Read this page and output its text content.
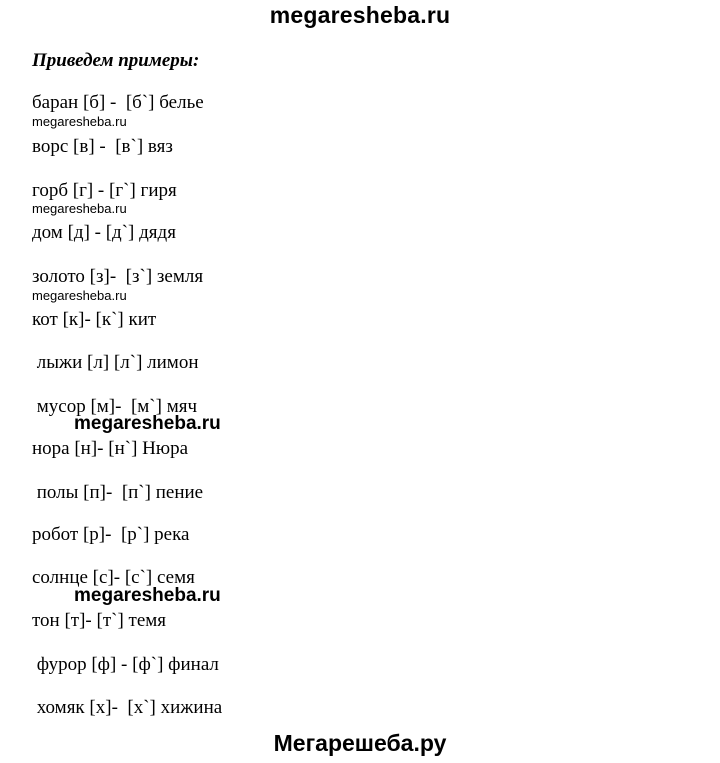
megaresheba.ru
Приведем примеры:
баран [б] -  [б`] белье
megaresheba.ru
ворс [в] -  [в`] вяз
горб [г] - [г`] гиря
megaresheba.ru
дом [д] - [д`] дядя
золото [з]-  [з`] земля
megaresheba.ru
кот [к]- [к`] кит
лыжи [л] [л`] лимон
мусор [м]-  [м`] мяч
megaresheba.ru
нора [н]- [н`] Нюра
полы [п]-  [п`] пение
робот [р]-  [р`] река
солнце [с]- [с`] семя
megaresheba.ru
тон [т]- [т`] темя
фурор [ф] - [ф`] финал
хомяк [х]-  [х`] хижина
Мегарешеба.ру
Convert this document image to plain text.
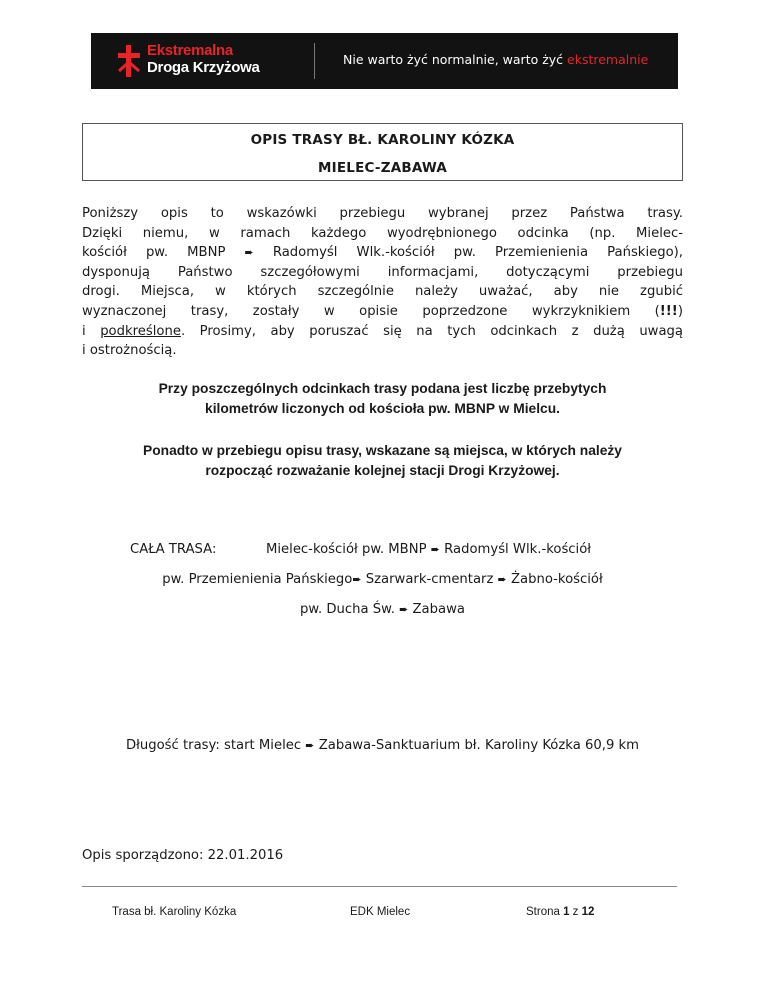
Ekstremalna
Droga Krzyżowa	Nie warto żyć normalnie, warto żyć ekstremalnie
OPIS TRASY BŁ. KAROLINY KÓZKA
MIELEC-ZABAWA
Poniższy opis to wskazówki przebiegu wybranej przez Państwa trasy.
Dzięki niemu, w ramach każdego wyodrębnionego odcinka (np. Mielec-
kościół pw. MBNP ➨ Radomyśl Wlk.-kościół pw. Przemienienia Pańskiego),
dysponują Państwo szczegółowymi informacjami, dotyczącymi przebiegu
drogi. Miejsca, w których szczególnie należy uważać, aby nie zgubić
wyznaczonej trasy, zostały w opisie poprzedzone wykrzyknikiem (!!!)
i podkreślone. Prosimy, aby poruszać się na tych odcinkach z dużą uwagą
i ostrożnością.
Przy poszczególnych odcinkach trasy podana jest liczbę przebytych
kilometrów liczonych od kościoła pw. MBNP w Mielcu.
Ponadto w przebiegu opisu trasy, wskazane są miejsca, w których należy
rozpocząć rozważanie kolejnej stacji Drogi Krzyżowej.
CAŁA TRASA:	Mielec-kościół pw. MBNP ➨ Radomyśl Wlk.-kościół
pw. Przemienienia Pańskiego➨ Szarwark-cmentarz ➨ Żabno-kościół
pw. Ducha Św. ➨ Zabawa
Długość trasy: start Mielec ➨ Zabawa-Sanktuarium bł. Karoliny Kózka 60,9 km
Opis sporządzono: 22.01.2016
Trasa bł. Karoliny Kózka	EDK Mielec	Strona 1 z 12
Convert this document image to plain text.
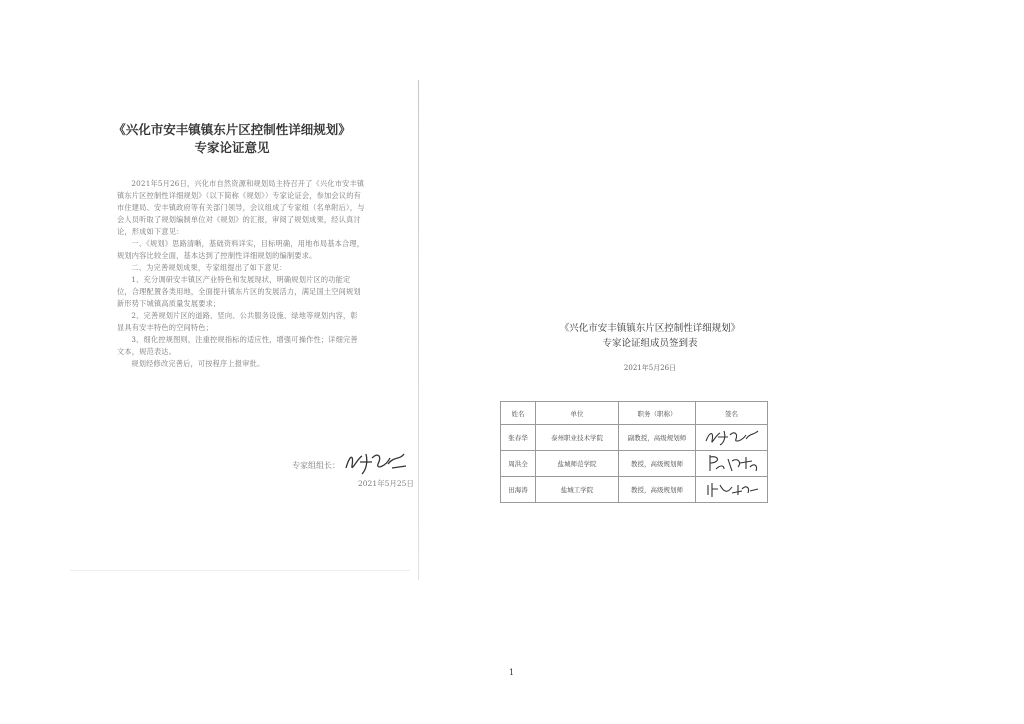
《兴化市安丰镇镇东片区控制性详细规划》
专家论证意见

2021年5月26日，兴化市自然资源和规划局主持召开了《兴化市安丰镇镇东片区控制性详细规划》（以下简称《规划》）专家论证会，参加会议的有市住建局、安丰镇政府等有关部门领导，会议组成了专家组（名单附后），与会人员听取了规划编制单位对《规划》的汇报，审阅了规划成果，经认真讨论，形成如下意见：

一、《规划》思路清晰，基础资料详实，目标明确，用地布局基本合理，规划内容比较全面，基本达到了控制性详细规划的编制要求。

二、为完善规划成果，专家组提出了如下意见：

1、充分调研安丰镇区产业特色和发展现状，明确规划片区的功能定位，合理配置各类用地，全面提升镇东片区的发展活力，满足国土空间规划新形势下城镇高质量发展要求；

2、完善规划片区的道路、竖向、公共服务设施、绿地等规划内容，彰显具有安丰特色的空间特色；

3、细化控规图则，注重控规指标的适应性，增强可操作性；详细完善文本，规范表达。

规划经修改完善后，可按程序上报审批。

专家组组长：
2021年5月25日
《兴化市安丰镇镇东片区控制性详细规划》
专家论证组成员签到表
2021年5月26日
姓名	单位	职务（职称）	签名
张春华	泰州职业技术学院	副教授，高级规划师	
周洪全	盐城师范学院	教授，高级规划师	
田海涛	盐城工学院	教授，高级规划师	
1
* * * * * * *
#### [What this task involves]
Pick out all the lines with the word "高级规划师" in them and copy them.

#### [Answer for this exercise]
张春华	泰州职业技术学院	副教授，高级规划师	
周洪全	盐城师范学院	教授，高级规划师	
田海涛	盐城工学院	教授，高级规划师	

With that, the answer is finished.